O longa metragem Do Colo da Terra revelam os aprendizados com crianças indígenas de quatro povos

Paula Mendonça* Publicado em 29/10/2025, às 06h00

Homem indígena navega no rio em pequena canoa
O filme convida à reflexão de que os saberes indígenas e seus modos de aprender podem ampliar as possibilidades pedagógicas - Foto: Canva Pro

O longa-metragem 'Do colo da terra', lançado no Itaú Cultural, explora a conexão entre crianças indígenas e a natureza, destacando a visão do filósofo Ailton Krenak sobre a Terra como um ser que cuida de nós. O filme, descrito como um poema visual, retrata a vivência de crianças de quatro povos indígenas e suas interações com o ambiente ao redor.

A narrativa do filme é enriquecida por reflexões de educadores indígenas, que enfatizam a importância de uma relação respeitosa com a Terra, invertendo a perspectiva tradicional de que os humanos devem cuidar do meio ambiente. A Lei 11.645/2008, que inclui a história e cultura indígena no currículo escolar, é citada como um passo importante para reconhecer e valorizar esses saberes.

O Instituto Alana e outros defensores da educação propõem integrar mais experiências com a natureza nas escolas, visando promover um aprendizado que respeite as cosmovisões indígenas. O filme está disponível na plataforma Itaú Cultural Play e acompanha materiais de apoio para educadores, incentivando uma reflexão sobre novas práticas pedagógicas que valorizem a relação com a Terra.

Resumo gerado por IA

“Do colo da terra”, o recém-lançado longa-metragem do Território do Brincar, que integrou a ocupação Ailton Krenak no Itaú Cultural, é um convite à conexão profunda com a Terra e com todos os seres da natureza. Ailton Krenak, filósofo e ambientalista indígena, definiu o filme como poema visual. As cenas que transcorrem nas telas revelam os fazeres, saberes e os aprendizados das e com as crianças indígenas de quatro povos – Guarani Kaiowá, Guarani Nhandeva, Khisêtjê e Baniwa –, registradas pelos olhares sensíveis dos diretores David Vêluz e Renata Meirelles.
━━━━━━━━━━━━━━━━━━━━
- Tarefa escrita 1: Diga se cada afirmação a seguir está de acordo com o texto sobre o filme "Do colo da terra". Responda sim ou não e cite entre aspas as palavras do texto que decidem a questão. (a) O filme foi lançado no Itaú Cultural. (b) O filme retrata crianças de cinco povos indígenas. (c) Os diretores do filme são David Vêluz e Renata Meirelles.
- Tarefa escrita 2: Segundo o texto sobre o filme "Do colo da terra", em que plataforma o filme está disponível?
- Tarefa escrita 3: Escreva a continuação do texto sobre o filme "Do colo da terra" a partir da última frase apresentada.

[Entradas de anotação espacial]
━━━━━━━━━━━━━━━━━━━━
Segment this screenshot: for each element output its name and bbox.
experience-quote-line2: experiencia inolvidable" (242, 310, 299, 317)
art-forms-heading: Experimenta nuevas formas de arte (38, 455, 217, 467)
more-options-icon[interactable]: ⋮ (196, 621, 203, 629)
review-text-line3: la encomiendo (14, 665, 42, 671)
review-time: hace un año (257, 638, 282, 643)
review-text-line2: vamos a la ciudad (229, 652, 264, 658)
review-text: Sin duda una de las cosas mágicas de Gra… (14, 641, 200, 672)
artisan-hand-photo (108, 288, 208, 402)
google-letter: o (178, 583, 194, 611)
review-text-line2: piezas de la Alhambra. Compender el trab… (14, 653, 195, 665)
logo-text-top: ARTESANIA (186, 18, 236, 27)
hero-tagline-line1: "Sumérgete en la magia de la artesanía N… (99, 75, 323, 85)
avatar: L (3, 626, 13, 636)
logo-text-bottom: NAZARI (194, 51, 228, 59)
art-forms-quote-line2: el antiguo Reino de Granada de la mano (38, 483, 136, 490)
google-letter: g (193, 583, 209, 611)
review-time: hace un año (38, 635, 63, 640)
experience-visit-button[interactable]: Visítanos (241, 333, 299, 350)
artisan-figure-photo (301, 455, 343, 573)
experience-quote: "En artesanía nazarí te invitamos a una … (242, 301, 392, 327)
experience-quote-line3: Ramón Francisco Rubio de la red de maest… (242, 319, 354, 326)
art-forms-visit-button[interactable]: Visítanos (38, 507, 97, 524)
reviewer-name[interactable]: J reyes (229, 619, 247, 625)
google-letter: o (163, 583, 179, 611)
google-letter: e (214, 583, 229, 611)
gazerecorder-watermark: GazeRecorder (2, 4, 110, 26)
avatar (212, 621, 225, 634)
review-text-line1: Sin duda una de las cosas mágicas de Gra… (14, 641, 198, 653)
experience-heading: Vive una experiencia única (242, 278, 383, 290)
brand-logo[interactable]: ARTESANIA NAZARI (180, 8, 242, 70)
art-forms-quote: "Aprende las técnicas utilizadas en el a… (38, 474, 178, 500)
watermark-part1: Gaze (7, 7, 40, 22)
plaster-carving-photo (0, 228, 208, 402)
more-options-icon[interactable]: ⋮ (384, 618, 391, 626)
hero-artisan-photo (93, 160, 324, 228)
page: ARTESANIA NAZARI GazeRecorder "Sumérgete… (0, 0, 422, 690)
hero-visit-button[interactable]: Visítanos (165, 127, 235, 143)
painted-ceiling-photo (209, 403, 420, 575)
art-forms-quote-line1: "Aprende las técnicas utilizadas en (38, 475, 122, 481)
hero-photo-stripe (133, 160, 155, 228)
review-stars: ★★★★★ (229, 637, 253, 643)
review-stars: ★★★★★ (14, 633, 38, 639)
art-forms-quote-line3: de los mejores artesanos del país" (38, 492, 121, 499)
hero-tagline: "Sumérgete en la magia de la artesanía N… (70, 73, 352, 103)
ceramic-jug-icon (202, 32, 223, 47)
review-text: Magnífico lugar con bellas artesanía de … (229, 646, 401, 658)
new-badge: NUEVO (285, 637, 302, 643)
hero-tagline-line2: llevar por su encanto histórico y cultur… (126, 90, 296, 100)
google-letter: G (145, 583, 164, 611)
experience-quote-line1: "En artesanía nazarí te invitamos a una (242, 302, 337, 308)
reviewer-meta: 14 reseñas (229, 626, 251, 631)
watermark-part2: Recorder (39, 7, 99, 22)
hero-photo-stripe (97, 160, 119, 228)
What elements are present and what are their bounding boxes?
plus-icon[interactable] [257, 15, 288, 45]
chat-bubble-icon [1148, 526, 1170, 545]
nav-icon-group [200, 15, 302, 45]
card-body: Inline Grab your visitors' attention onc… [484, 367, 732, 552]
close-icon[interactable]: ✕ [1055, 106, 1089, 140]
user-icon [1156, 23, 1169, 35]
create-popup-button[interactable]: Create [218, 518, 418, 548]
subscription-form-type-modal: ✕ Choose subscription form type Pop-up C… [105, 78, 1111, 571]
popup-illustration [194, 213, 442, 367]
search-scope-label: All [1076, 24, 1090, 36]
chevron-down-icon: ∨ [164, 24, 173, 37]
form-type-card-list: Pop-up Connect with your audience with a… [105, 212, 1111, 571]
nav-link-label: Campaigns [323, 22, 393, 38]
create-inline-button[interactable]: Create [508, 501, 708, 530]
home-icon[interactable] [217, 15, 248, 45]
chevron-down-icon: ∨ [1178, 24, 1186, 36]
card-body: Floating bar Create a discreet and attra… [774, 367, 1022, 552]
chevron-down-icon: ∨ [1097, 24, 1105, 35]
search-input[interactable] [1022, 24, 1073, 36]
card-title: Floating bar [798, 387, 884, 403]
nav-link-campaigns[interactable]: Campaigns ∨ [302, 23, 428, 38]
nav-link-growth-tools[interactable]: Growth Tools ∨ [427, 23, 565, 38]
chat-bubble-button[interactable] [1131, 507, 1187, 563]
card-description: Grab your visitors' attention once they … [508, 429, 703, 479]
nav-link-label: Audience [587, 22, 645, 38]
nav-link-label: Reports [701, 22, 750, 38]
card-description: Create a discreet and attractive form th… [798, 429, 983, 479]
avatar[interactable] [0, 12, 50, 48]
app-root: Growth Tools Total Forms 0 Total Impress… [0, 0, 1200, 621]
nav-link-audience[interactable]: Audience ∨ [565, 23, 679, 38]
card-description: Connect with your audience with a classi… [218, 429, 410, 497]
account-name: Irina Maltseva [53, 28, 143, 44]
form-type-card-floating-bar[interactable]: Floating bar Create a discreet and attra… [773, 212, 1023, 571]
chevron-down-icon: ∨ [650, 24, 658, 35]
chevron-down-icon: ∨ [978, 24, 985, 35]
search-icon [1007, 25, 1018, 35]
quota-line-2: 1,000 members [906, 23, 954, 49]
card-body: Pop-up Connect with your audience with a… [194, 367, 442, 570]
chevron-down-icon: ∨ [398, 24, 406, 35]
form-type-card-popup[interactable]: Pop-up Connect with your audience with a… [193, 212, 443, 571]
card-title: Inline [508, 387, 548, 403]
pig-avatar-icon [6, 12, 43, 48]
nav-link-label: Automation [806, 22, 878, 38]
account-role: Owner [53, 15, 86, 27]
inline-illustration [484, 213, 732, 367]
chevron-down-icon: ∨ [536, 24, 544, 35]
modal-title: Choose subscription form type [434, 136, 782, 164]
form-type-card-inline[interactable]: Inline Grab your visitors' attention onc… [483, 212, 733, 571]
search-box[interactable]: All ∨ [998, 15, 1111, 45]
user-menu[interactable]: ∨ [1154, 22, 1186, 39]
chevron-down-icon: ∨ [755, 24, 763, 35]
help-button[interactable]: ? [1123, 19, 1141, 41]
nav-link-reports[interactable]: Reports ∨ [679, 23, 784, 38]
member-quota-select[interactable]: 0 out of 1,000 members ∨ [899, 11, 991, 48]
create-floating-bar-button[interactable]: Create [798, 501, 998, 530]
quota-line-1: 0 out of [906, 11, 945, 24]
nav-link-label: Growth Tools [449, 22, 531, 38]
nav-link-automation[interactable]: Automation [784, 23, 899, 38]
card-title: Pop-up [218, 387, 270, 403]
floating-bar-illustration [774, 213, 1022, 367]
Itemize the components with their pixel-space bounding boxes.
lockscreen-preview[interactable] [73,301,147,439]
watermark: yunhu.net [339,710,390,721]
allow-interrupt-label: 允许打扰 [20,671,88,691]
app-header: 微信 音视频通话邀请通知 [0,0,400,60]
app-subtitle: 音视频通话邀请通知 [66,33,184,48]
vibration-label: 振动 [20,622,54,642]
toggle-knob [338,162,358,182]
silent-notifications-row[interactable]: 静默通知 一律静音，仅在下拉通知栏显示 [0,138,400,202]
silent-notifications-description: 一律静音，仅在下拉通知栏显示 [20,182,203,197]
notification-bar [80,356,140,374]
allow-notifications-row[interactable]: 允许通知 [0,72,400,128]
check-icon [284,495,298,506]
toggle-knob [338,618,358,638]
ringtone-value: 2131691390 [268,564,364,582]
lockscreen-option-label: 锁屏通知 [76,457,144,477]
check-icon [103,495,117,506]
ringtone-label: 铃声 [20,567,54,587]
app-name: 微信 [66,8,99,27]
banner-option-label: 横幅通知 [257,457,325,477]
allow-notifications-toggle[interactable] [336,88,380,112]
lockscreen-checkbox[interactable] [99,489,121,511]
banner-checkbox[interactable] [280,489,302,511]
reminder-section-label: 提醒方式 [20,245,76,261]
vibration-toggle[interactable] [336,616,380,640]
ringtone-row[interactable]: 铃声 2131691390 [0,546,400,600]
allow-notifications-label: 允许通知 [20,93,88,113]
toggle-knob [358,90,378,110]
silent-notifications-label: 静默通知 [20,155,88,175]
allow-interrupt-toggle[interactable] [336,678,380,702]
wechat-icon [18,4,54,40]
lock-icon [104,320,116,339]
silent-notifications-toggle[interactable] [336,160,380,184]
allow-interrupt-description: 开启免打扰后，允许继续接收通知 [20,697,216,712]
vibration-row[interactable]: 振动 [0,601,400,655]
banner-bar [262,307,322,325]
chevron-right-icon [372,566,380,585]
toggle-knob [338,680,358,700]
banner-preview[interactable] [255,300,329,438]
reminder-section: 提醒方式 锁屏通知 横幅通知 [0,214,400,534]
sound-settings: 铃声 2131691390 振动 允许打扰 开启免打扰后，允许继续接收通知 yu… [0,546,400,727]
━━━━━━━━━━━━━━━━━━━━
- Resposta escrita 1:
(a) Sim: "lançado no Itaú Cultural".
(b) Não: "a vivência de crianças de quatro povos indígenas".
(c) Sim: "registradas pelos olhares sensíveis dos diretores David Vêluz e Renata Meirelles".

- Resposta escrita 2: Na plataforma Itaú Cultural Play.

- Resposta escrita 3:
Por que existimos? Quem somos nós? “Somos filhos de pássaros, filhos de animais, filhos das árvores, somos filhos de todas as coisas”, explica Ntoni, pajé do povo Khisêjdê, no filme. A cena que se segue mostra o nascimento de um bebê, os cuidados com a limpeza do seu corpo e, em seguida, o acolhimento nos braços da mãe para ser alimentado no peito. Ao mesmo tempo em que evidencia a fragilidade inerente do corpo recém-nascido, o gesto também expressa o início do vínculo entre mãe e filho, que floresce nos primeiros cuidados.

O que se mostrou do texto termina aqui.